WORK TO COMPLETE: Output the full listing below exactly, without the pictures.

• • • •

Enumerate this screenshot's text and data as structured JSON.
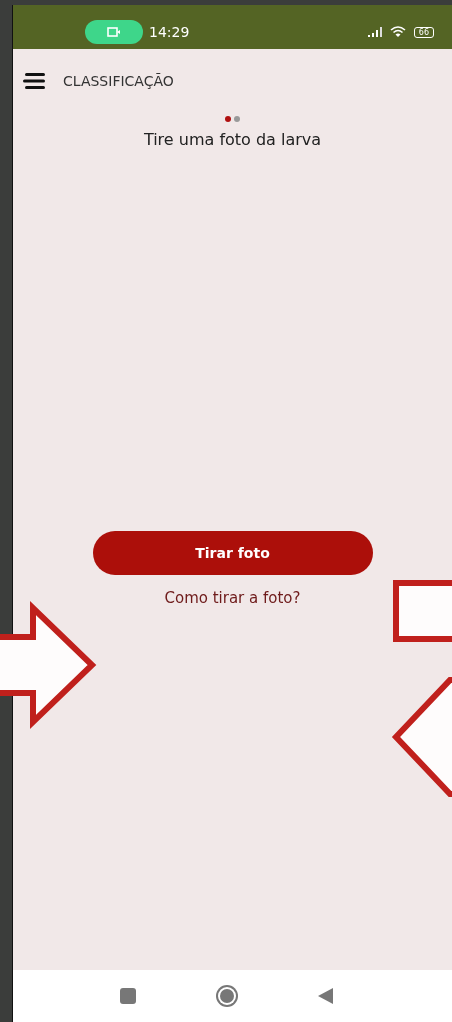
{
  "status_bar": {
    "time": "14:29",
    "battery": "66"
  },
  "header": {
    "title": "CLASSIFICAÇÃO"
  },
  "pager": [
    {
      "selected": true
    },
    {
      "selected": false
    }
  ],
  "instruction": "Tire uma foto da larva",
  "primary_button": "Tirar foto",
  "help_link": "Como tirar a foto?"
}
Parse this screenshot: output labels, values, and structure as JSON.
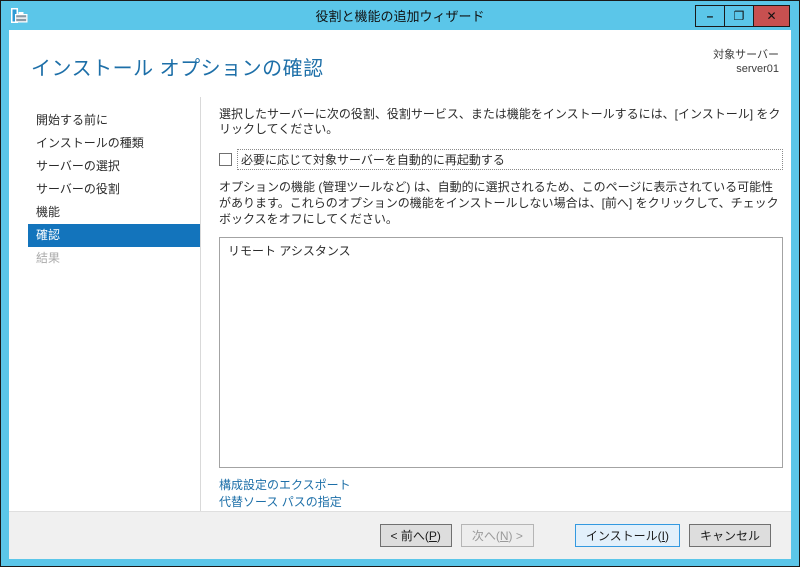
{
  "window": {
    "title": "役割と機能の追加ウィザード",
    "controls": {
      "minimize": "–",
      "maximize": "❐",
      "close": "✕"
    }
  },
  "header": {
    "title": "インストール オプションの確認",
    "target_server_label": "対象サーバー",
    "target_server_name": "server01"
  },
  "sidebar": {
    "items": [
      {
        "label": "開始する前に",
        "state": "normal"
      },
      {
        "label": "インストールの種類",
        "state": "normal"
      },
      {
        "label": "サーバーの選択",
        "state": "normal"
      },
      {
        "label": "サーバーの役割",
        "state": "normal"
      },
      {
        "label": "機能",
        "state": "normal"
      },
      {
        "label": "確認",
        "state": "selected"
      },
      {
        "label": "結果",
        "state": "disabled"
      }
    ]
  },
  "main": {
    "intro": "選択したサーバーに次の役割、役割サービス、または機能をインストールするには、[インストール] をクリックしてください。",
    "restart_checkbox": {
      "checked": false,
      "label": "必要に応じて対象サーバーを自動的に再起動する"
    },
    "note": "オプションの機能 (管理ツールなど) は、自動的に選択されるため、このページに表示されている可能性があります。これらのオプションの機能をインストールしない場合は、[前へ] をクリックして、チェック ボックスをオフにしてください。",
    "selection_list": [
      "リモート アシスタンス"
    ],
    "links": [
      {
        "label": "構成設定のエクスポート"
      },
      {
        "label": "代替ソース パスの指定"
      }
    ]
  },
  "footer": {
    "prev": {
      "prefix": "< 前へ(",
      "key": "P",
      "suffix": ")",
      "enabled": true
    },
    "next": {
      "prefix": "次へ(",
      "key": "N",
      "suffix": ") >",
      "enabled": false
    },
    "install": {
      "prefix": "インストール(",
      "key": "I",
      "suffix": ")",
      "enabled": true,
      "is_default": true
    },
    "cancel": {
      "label": "キャンセル",
      "enabled": true
    }
  },
  "colors": {
    "frame": "#5BC6E9",
    "outline": "#1A1A1A",
    "close_button_bg": "#C75050",
    "header_title": "#1D6FA8",
    "sidebar_selected_bg": "#1374BC",
    "link": "#1D6FA8",
    "footer_bg": "#F0F0F0",
    "default_button_bg": "#E2F0FB",
    "default_button_border": "#3399E0"
  }
}
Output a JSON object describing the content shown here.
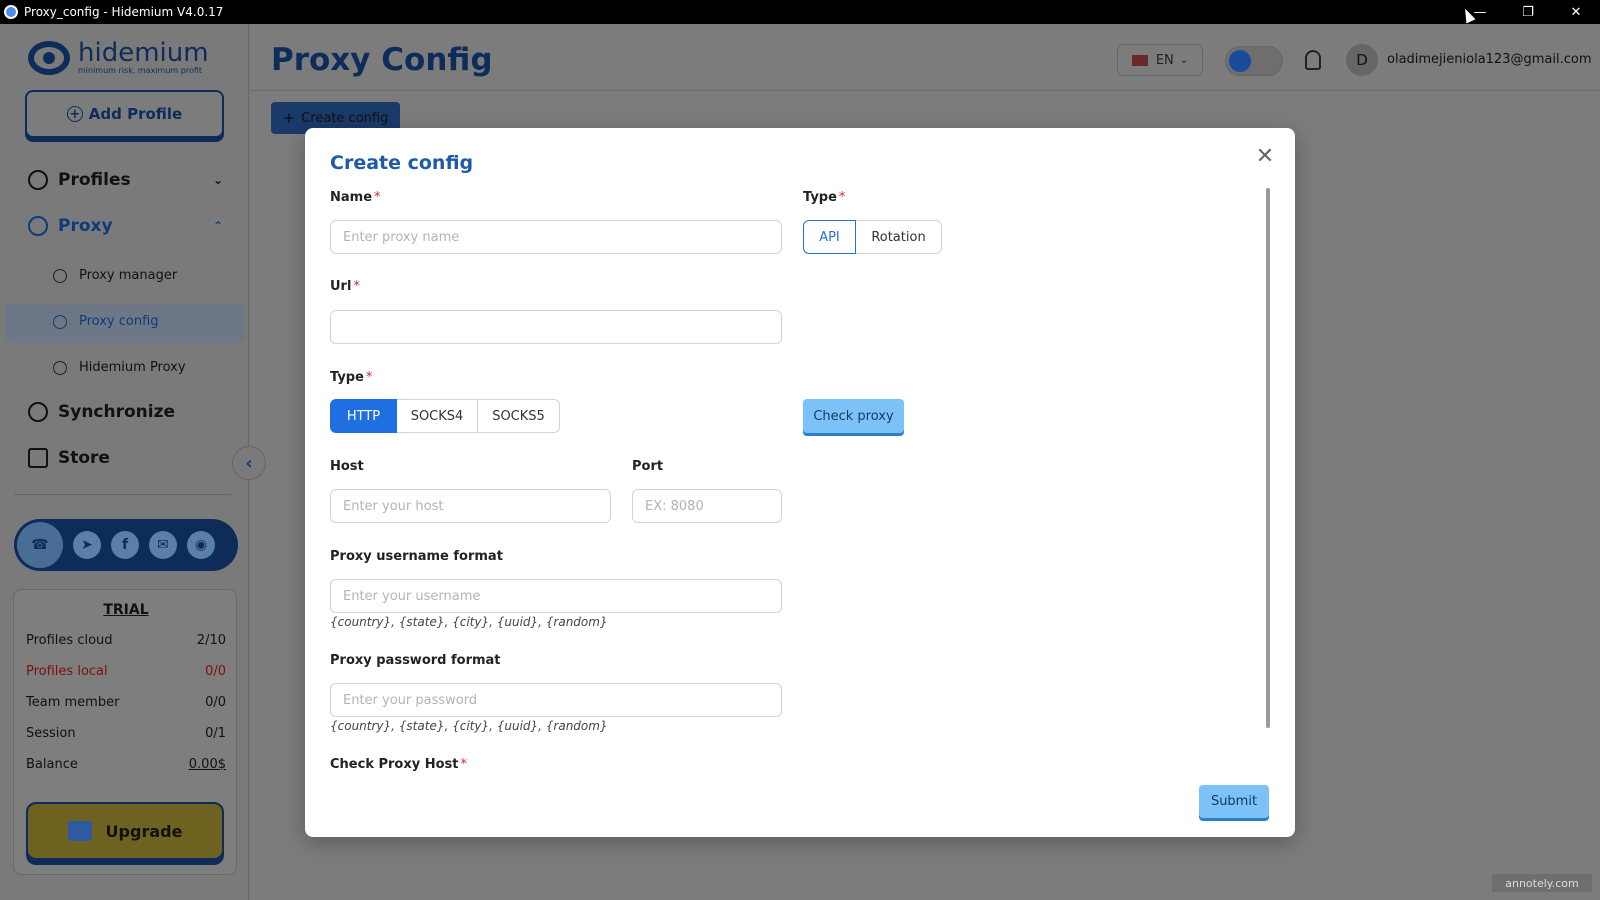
{
  "window": {
    "title": "Proxy_config - Hidemium V4.0.17",
    "controls": [
      "minimize",
      "restore",
      "close"
    ]
  },
  "brand": {
    "name": "hidemium",
    "tagline": "minimum risk, maximum profit"
  },
  "sidebar": {
    "add_profile_label": "Add Profile",
    "items": [
      {
        "label": "Profiles",
        "icon": "profiles-icon"
      },
      {
        "label": "Proxy",
        "icon": "globe-icon"
      },
      {
        "label": "Synchronize",
        "icon": "sync-icon"
      },
      {
        "label": "Store",
        "icon": "store-icon"
      }
    ],
    "proxy_subitems": [
      {
        "label": "Proxy manager",
        "icon": "globe-icon"
      },
      {
        "label": "Proxy config",
        "icon": "globe-icon",
        "active": true
      },
      {
        "label": "Hidemium Proxy",
        "icon": "globe-icon"
      }
    ],
    "social": [
      "support-icon",
      "telegram-icon",
      "facebook-icon",
      "email-icon",
      "website-icon"
    ],
    "plan": {
      "title": "TRIAL",
      "stats": [
        {
          "label": "Profiles cloud",
          "value": "2/10"
        },
        {
          "label": "Profiles local",
          "value": "0/0"
        },
        {
          "label": "Team member",
          "value": "0/0"
        },
        {
          "label": "Session",
          "value": "0/1"
        },
        {
          "label": "Balance",
          "value": "0.00$"
        }
      ],
      "upgrade_label": "Upgrade"
    }
  },
  "header": {
    "title": "Proxy Config",
    "language": "EN",
    "avatar_initial": "D",
    "email": "oladimejieniola123@gmail.com"
  },
  "toolbar": {
    "create_config_label": "Create config"
  },
  "modal": {
    "title": "Create config",
    "name": {
      "label": "Name",
      "placeholder": "Enter proxy name"
    },
    "source_type": {
      "label": "Type",
      "options": [
        "API",
        "Rotation"
      ],
      "selected": "API"
    },
    "url": {
      "label": "Url",
      "value": ""
    },
    "protocol_type": {
      "label": "Type",
      "options": [
        "HTTP",
        "SOCKS4",
        "SOCKS5"
      ],
      "selected": "HTTP"
    },
    "check_proxy_label": "Check proxy",
    "host": {
      "label": "Host",
      "placeholder": "Enter your host"
    },
    "port": {
      "label": "Port",
      "placeholder": "EX: 8080"
    },
    "username_format": {
      "label": "Proxy username format",
      "placeholder": "Enter your username",
      "hint": "{country}, {state}, {city}, {uuid}, {random}"
    },
    "password_format": {
      "label": "Proxy password format",
      "placeholder": "Enter your password",
      "hint": "{country}, {state}, {city}, {uuid}, {random}"
    },
    "check_proxy_host": {
      "label": "Check Proxy Host"
    },
    "submit_label": "Submit"
  },
  "watermark": "annotely.com"
}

• • • •

TASK ANSWER:
Enumerate this screenshot's text and data as structured JSON.
{
  "status_bar": {
    "time": "14:29",
    "battery": "66"
  },
  "header": {
    "title": "CLASSIFICAÇÃO"
  },
  "pager": [
    {
      "selected": true
    },
    {
      "selected": false
    }
  ],
  "instruction": "Tire uma foto da larva",
  "primary_button": "Tirar foto",
  "help_link": "Como tirar a foto?"
}
Parse this screenshot: output labels, values, and structure as JSON.
{
  "window": {
    "title": "役割と機能の追加ウィザード",
    "controls": {
      "minimize": "–",
      "maximize": "❐",
      "close": "✕"
    }
  },
  "header": {
    "title": "インストール オプションの確認",
    "target_server_label": "対象サーバー",
    "target_server_name": "server01"
  },
  "sidebar": {
    "items": [
      {
        "label": "開始する前に",
        "state": "normal"
      },
      {
        "label": "インストールの種類",
        "state": "normal"
      },
      {
        "label": "サーバーの選択",
        "state": "normal"
      },
      {
        "label": "サーバーの役割",
        "state": "normal"
      },
      {
        "label": "機能",
        "state": "normal"
      },
      {
        "label": "確認",
        "state": "selected"
      },
      {
        "label": "結果",
        "state": "disabled"
      }
    ]
  },
  "main": {
    "intro": "選択したサーバーに次の役割、役割サービス、または機能をインストールするには、[インストール] をクリックしてください。",
    "restart_checkbox": {
      "checked": false,
      "label": "必要に応じて対象サーバーを自動的に再起動する"
    },
    "note": "オプションの機能 (管理ツールなど) は、自動的に選択されるため、このページに表示されている可能性があります。これらのオプションの機能をインストールしない場合は、[前へ] をクリックして、チェック ボックスをオフにしてください。",
    "selection_list": [
      "リモート アシスタンス"
    ],
    "links": [
      {
        "label": "構成設定のエクスポート"
      },
      {
        "label": "代替ソース パスの指定"
      }
    ]
  },
  "footer": {
    "prev": {
      "prefix": "< 前へ(",
      "key": "P",
      "suffix": ")",
      "enabled": true
    },
    "next": {
      "prefix": "次へ(",
      "key": "N",
      "suffix": ") >",
      "enabled": false
    },
    "install": {
      "prefix": "インストール(",
      "key": "I",
      "suffix": ")",
      "enabled": true,
      "is_default": true
    },
    "cancel": {
      "label": "キャンセル",
      "enabled": true
    }
  },
  "colors": {
    "frame": "#5BC6E9",
    "outline": "#1A1A1A",
    "close_button_bg": "#C75050",
    "header_title": "#1D6FA8",
    "sidebar_selected_bg": "#1374BC",
    "link": "#1D6FA8",
    "footer_bg": "#F0F0F0",
    "default_button_bg": "#E2F0FB",
    "default_button_border": "#3399E0"
  }
}
Output a JSON object describing the content shown here.
{
  "window": {
    "title": "Proxy_config - Hidemium V4.0.17",
    "controls": [
      "minimize",
      "restore",
      "close"
    ]
  },
  "brand": {
    "name": "hidemium",
    "tagline": "minimum risk, maximum profit"
  },
  "sidebar": {
    "add_profile_label": "Add Profile",
    "items": [
      {
        "label": "Profiles",
        "icon": "profiles-icon"
      },
      {
        "label": "Proxy",
        "icon": "globe-icon"
      },
      {
        "label": "Synchronize",
        "icon": "sync-icon"
      },
      {
        "label": "Store",
        "icon": "store-icon"
      }
    ],
    "proxy_subitems": [
      {
        "label": "Proxy manager",
        "icon": "globe-icon"
      },
      {
        "label": "Proxy config",
        "icon": "globe-icon",
        "active": true
      },
      {
        "label": "Hidemium Proxy",
        "icon": "globe-icon"
      }
    ],
    "social": [
      "support-icon",
      "telegram-icon",
      "facebook-icon",
      "email-icon",
      "website-icon"
    ],
    "plan": {
      "title": "TRIAL",
      "stats": [
        {
          "label": "Profiles cloud",
          "value": "2/10"
        },
        {
          "label": "Profiles local",
          "value": "0/0"
        },
        {
          "label": "Team member",
          "value": "0/0"
        },
        {
          "label": "Session",
          "value": "0/1"
        },
        {
          "label": "Balance",
          "value": "0.00$"
        }
      ],
      "upgrade_label": "Upgrade"
    }
  },
  "header": {
    "title": "Proxy Config",
    "language": "EN",
    "avatar_initial": "D",
    "email": "oladimejieniola123@gmail.com"
  },
  "toolbar": {
    "create_config_label": "Create config"
  },
  "modal": {
    "title": "Create config",
    "name": {
      "label": "Name",
      "placeholder": "Enter proxy name"
    },
    "source_type": {
      "label": "Type",
      "options": [
        "API",
        "Rotation"
      ],
      "selected": "API"
    },
    "url": {
      "label": "Url",
      "value": ""
    },
    "protocol_type": {
      "label": "Type",
      "options": [
        "HTTP",
        "SOCKS4",
        "SOCKS5"
      ],
      "selected": "HTTP"
    },
    "check_proxy_label": "Check proxy",
    "host": {
      "label": "Host",
      "placeholder": "Enter your host"
    },
    "port": {
      "label": "Port",
      "placeholder": "EX: 8080"
    },
    "username_format": {
      "label": "Proxy username format",
      "placeholder": "Enter your username",
      "hint": "{country}, {state}, {city}, {uuid}, {random}"
    },
    "password_format": {
      "label": "Proxy password format",
      "placeholder": "Enter your password",
      "hint": "{country}, {state}, {city}, {uuid}, {random}"
    },
    "check_proxy_host": {
      "label": "Check Proxy Host"
    },
    "submit_label": "Submit"
  },
  "watermark": "annotely.com"
}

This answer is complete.